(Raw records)
■ ■ ■

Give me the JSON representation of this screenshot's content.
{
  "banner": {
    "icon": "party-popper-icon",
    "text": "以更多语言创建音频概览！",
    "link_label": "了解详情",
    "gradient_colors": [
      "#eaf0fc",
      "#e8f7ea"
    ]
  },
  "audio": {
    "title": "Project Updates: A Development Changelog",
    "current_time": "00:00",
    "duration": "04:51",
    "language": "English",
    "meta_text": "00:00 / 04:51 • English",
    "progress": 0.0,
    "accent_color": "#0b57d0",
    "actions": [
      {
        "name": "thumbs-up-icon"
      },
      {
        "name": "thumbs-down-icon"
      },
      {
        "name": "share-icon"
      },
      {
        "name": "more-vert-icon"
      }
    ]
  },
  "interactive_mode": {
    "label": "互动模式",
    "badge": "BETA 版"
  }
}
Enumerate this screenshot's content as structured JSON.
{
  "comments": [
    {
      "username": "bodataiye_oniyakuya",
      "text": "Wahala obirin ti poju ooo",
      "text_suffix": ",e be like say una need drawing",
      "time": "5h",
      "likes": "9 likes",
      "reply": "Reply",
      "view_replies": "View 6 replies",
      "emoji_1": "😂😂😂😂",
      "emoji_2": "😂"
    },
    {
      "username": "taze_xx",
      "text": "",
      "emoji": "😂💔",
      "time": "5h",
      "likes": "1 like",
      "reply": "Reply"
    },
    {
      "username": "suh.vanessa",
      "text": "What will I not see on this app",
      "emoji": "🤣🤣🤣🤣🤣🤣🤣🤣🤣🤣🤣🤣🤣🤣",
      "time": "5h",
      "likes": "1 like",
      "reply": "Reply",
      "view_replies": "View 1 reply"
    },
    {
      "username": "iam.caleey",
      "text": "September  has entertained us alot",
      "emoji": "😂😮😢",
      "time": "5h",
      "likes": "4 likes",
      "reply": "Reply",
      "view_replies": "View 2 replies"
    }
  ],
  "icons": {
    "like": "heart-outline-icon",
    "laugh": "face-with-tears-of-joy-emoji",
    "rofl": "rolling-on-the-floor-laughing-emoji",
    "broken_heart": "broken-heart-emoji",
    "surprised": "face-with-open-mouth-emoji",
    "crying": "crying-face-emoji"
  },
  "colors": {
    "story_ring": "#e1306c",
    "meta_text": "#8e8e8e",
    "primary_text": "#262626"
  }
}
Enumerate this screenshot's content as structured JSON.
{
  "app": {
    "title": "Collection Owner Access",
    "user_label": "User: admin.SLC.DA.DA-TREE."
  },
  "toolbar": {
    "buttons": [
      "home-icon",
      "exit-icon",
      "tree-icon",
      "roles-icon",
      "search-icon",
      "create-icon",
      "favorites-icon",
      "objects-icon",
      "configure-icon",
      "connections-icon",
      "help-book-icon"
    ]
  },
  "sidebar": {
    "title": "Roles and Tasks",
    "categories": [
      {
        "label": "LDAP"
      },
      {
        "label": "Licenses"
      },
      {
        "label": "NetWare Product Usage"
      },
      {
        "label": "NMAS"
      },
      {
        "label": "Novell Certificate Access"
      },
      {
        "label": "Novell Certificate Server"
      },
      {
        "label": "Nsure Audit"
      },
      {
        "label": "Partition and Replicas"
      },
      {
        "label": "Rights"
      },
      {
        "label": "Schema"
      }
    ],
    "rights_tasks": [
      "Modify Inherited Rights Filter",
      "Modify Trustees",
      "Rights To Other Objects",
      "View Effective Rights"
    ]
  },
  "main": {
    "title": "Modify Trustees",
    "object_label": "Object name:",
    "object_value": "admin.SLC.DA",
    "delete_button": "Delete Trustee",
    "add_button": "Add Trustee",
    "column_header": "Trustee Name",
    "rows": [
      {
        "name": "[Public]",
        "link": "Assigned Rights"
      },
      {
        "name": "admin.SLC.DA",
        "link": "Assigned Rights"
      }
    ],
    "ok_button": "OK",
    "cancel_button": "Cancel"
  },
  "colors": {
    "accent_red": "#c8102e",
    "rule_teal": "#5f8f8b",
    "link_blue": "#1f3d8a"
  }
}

■ ■ ■

What you need to do: The lines to collect are those holding the string "heart"; copy them all.

Solution for this task:
    "like": "heart-outline-icon",
    "broken_heart": "broken-heart-emoji",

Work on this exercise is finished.